Please list all lines of the material below in which the string "drive" occurs.
= = =
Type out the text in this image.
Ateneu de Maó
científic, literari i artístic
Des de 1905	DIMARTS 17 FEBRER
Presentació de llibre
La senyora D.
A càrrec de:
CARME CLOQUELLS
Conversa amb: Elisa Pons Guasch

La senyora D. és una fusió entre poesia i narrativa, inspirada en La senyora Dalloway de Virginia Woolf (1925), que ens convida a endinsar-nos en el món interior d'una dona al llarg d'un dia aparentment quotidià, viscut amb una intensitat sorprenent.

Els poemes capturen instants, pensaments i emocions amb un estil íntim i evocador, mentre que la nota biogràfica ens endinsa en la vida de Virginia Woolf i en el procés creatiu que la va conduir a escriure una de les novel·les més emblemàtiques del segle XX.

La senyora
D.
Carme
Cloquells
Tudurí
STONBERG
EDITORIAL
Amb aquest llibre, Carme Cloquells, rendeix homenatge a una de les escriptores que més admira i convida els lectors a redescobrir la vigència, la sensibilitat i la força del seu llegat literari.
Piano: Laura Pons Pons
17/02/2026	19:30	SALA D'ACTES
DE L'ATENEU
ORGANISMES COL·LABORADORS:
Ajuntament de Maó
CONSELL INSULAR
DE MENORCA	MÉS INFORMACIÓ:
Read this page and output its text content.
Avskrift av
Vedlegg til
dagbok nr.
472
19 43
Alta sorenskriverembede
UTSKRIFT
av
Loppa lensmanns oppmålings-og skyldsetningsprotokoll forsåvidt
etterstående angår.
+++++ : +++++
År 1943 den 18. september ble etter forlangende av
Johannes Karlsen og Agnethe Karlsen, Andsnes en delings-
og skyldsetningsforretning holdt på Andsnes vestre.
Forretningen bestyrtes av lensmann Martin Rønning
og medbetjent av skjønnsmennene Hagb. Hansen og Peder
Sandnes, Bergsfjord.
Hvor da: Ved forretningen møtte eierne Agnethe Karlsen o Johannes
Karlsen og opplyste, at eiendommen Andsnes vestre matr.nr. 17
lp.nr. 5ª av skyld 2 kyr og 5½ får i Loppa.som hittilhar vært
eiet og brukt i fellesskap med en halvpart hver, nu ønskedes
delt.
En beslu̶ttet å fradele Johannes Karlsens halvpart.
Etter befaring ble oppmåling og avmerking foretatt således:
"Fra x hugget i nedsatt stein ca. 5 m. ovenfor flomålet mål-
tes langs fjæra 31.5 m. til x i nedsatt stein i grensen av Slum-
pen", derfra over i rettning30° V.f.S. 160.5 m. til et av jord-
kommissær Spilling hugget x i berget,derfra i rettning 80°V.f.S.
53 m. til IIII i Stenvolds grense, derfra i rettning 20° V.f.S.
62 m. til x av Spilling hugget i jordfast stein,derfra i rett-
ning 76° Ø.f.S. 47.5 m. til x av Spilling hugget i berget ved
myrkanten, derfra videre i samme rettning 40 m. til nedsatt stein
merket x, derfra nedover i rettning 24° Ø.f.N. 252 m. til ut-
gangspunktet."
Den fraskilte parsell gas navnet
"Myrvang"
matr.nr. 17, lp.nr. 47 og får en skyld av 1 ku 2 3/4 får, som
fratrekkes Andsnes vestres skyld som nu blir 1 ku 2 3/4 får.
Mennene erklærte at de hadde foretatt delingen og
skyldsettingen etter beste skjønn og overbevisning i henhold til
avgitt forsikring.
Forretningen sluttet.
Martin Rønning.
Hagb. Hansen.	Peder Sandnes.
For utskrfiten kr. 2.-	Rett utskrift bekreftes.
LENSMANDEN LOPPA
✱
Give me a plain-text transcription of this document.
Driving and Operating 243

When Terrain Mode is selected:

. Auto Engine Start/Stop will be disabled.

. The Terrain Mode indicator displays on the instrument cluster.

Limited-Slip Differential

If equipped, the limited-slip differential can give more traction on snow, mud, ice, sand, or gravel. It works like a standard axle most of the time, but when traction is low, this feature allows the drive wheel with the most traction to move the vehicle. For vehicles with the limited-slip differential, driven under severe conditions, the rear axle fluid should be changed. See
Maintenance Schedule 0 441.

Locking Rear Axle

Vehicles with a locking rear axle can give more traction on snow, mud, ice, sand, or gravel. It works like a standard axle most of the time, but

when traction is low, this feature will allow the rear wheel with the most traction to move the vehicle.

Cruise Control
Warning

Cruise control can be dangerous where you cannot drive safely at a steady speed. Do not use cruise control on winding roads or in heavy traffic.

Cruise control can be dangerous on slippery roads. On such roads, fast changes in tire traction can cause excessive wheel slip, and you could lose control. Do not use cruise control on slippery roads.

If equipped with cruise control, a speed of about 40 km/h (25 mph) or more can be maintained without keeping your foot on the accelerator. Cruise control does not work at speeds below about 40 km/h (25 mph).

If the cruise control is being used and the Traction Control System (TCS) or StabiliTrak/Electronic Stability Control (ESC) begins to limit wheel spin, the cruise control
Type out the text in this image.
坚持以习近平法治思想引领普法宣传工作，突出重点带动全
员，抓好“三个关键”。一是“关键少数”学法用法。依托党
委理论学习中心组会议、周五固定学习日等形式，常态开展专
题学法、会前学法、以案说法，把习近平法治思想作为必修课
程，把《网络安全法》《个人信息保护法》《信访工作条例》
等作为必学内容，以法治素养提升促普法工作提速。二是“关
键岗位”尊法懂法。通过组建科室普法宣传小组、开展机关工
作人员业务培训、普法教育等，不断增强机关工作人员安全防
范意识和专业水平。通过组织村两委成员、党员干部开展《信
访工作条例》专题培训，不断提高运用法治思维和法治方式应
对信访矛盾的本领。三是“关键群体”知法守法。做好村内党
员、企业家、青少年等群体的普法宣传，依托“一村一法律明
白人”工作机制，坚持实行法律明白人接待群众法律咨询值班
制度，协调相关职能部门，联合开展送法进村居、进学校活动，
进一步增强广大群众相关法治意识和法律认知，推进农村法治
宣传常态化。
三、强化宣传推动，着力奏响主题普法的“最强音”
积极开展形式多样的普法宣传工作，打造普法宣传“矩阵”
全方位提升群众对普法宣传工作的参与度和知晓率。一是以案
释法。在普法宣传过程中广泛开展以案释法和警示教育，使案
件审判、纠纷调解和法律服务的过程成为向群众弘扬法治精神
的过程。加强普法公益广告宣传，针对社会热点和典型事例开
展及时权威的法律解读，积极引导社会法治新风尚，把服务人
= = =
# Final result
If equipped, the limited-slip differential can give more traction on snow, mud, ice, sand, or gravel. It works like a standard axle most of the time, but when traction is low, this feature allows the drive wheel with the most traction to move the vehicle. For vehicles with the limited-slip differential, driven under severe conditions, the rear axle fluid should be changed. See
Cruise control can be dangerous where you cannot drive safely at a steady speed. Do not use cruise control on winding roads or in heavy traffic.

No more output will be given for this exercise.